**DO THIS**
In the records that follow, locate every line with "title" and extract it.

======== INFORMATION GIVEN

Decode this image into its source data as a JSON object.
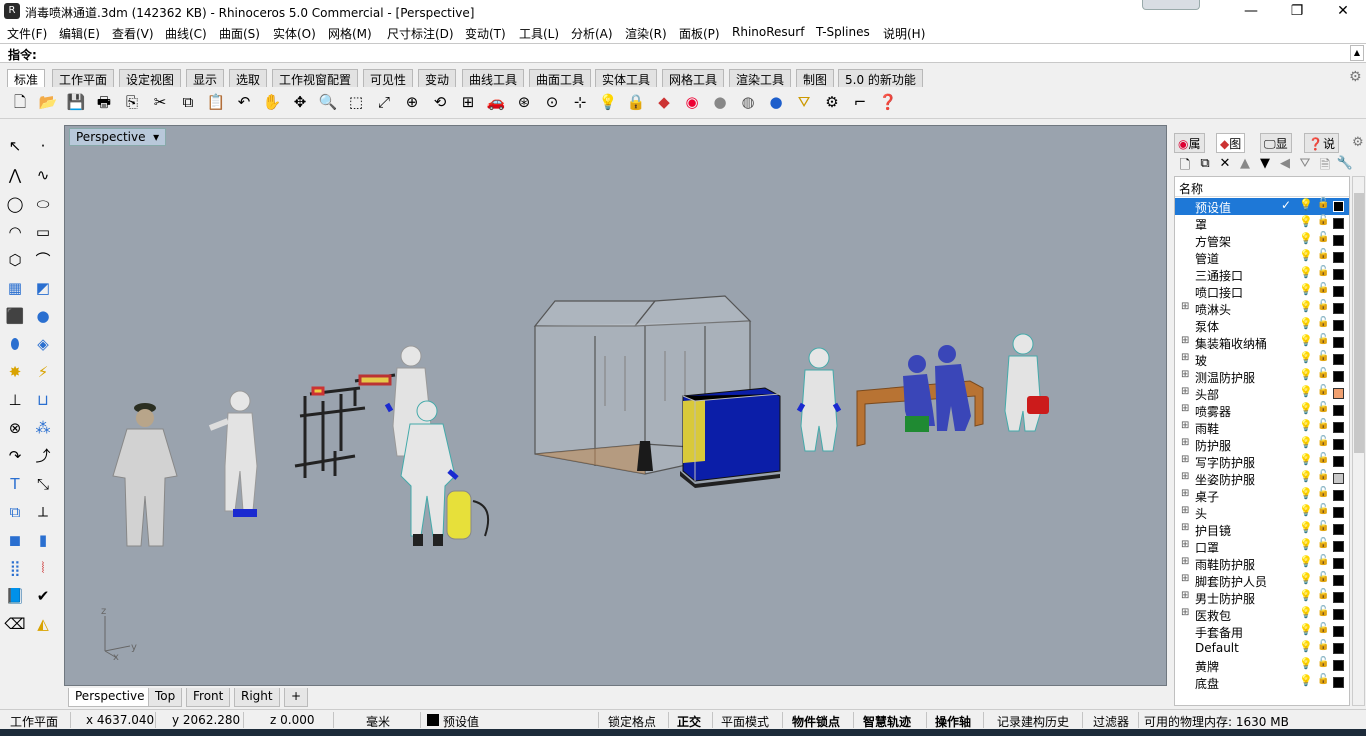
{
  "window": {
    "title": "消毒喷淋通道.3dm (142362 KB) - Rhinoceros 5.0 Commercial - [Perspective]",
    "minimize": "—",
    "restore": "❐",
    "close": "✕"
  },
  "menu": [
    "文件(F)",
    "编辑(E)",
    "查看(V)",
    "曲线(C)",
    "曲面(S)",
    "实体(O)",
    "网格(M)",
    "尺寸标注(D)",
    "变动(T)",
    "工具(L)",
    "分析(A)",
    "渲染(R)",
    "面板(P)",
    "RhinoResurf",
    "T-Splines",
    "说明(H)"
  ],
  "command": {
    "label": "指令:",
    "value": ""
  },
  "toolbar_tabs": [
    "标准",
    "工作平面",
    "设定视图",
    "显示",
    "选取",
    "工作视窗配置",
    "可见性",
    "变动",
    "曲线工具",
    "曲面工具",
    "实体工具",
    "网格工具",
    "渲染工具",
    "制图",
    "5.0 的新功能"
  ],
  "toolbar_tab_active": "标准",
  "viewport": {
    "title": "Perspective",
    "axis": {
      "x": "x",
      "y": "y",
      "z": "z"
    },
    "background": "#9aa3ae"
  },
  "viewport_tabs": [
    "Perspective",
    "Top",
    "Front",
    "Right",
    "+"
  ],
  "panel": {
    "tabs": [
      "属",
      "图",
      "显",
      "说"
    ],
    "header": "名称",
    "layers": [
      {
        "name": "预设值",
        "expand": "",
        "current": "✓",
        "color": "#000000",
        "selected": true
      },
      {
        "name": "罩",
        "expand": "",
        "color": "#000000"
      },
      {
        "name": "方管架",
        "expand": "",
        "color": "#000000"
      },
      {
        "name": "管道",
        "expand": "",
        "color": "#000000"
      },
      {
        "name": "三通接口",
        "expand": "",
        "color": "#000000"
      },
      {
        "name": "喷口接口",
        "expand": "",
        "color": "#000000"
      },
      {
        "name": "喷淋头",
        "expand": "⊞",
        "color": "#000000"
      },
      {
        "name": "泵体",
        "expand": "",
        "color": "#000000"
      },
      {
        "name": "集装箱收纳桶",
        "expand": "⊞",
        "color": "#000000"
      },
      {
        "name": "玻",
        "expand": "⊞",
        "color": "#000000"
      },
      {
        "name": "测温防护服",
        "expand": "⊞",
        "color": "#000000"
      },
      {
        "name": "头部",
        "expand": "⊞",
        "color": "#f0a070"
      },
      {
        "name": "喷雾器",
        "expand": "⊞",
        "color": "#000000"
      },
      {
        "name": "雨鞋",
        "expand": "⊞",
        "color": "#000000"
      },
      {
        "name": "防护服",
        "expand": "⊞",
        "color": "#000000"
      },
      {
        "name": "写字防护服",
        "expand": "⊞",
        "color": "#000000"
      },
      {
        "name": "坐姿防护服",
        "expand": "⊞",
        "color": "#c8c8c8"
      },
      {
        "name": "桌子",
        "expand": "⊞",
        "color": "#000000"
      },
      {
        "name": "头",
        "expand": "⊞",
        "color": "#000000"
      },
      {
        "name": "护目镜",
        "expand": "⊞",
        "color": "#000000"
      },
      {
        "name": "口罩",
        "expand": "⊞",
        "color": "#000000"
      },
      {
        "name": "雨鞋防护服",
        "expand": "⊞",
        "color": "#000000"
      },
      {
        "name": "脚套防护人员",
        "expand": "⊞",
        "color": "#000000"
      },
      {
        "name": "男士防护服",
        "expand": "⊞",
        "color": "#000000"
      },
      {
        "name": "医救包",
        "expand": "⊞",
        "color": "#000000"
      },
      {
        "name": "手套备用",
        "expand": "",
        "color": "#000000",
        "bulb_blue": true
      },
      {
        "name": "Default",
        "expand": "",
        "color": "#000000"
      },
      {
        "name": "黄牌",
        "expand": "",
        "color": "#000000"
      },
      {
        "name": "底盘",
        "expand": "",
        "color": "#000000"
      }
    ]
  },
  "status": {
    "cplane": "工作平面",
    "x": "x 4637.040",
    "y": "y 2062.280",
    "z": "z 0.000",
    "units": "毫米",
    "layer": "预设值",
    "toggles": [
      "锁定格点",
      "正交",
      "平面模式",
      "物件锁点",
      "智慧轨迹",
      "操作轴",
      "记录建构历史",
      "过滤器"
    ],
    "memory": "可用的物理内存: 1630 MB"
  }
}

================

**ANSWER TO THIS TASK**
    "title": "消毒喷淋通道.3dm (142362 KB) - Rhinoceros 5.0 Commercial - [Perspective]",
    "title": "Perspective",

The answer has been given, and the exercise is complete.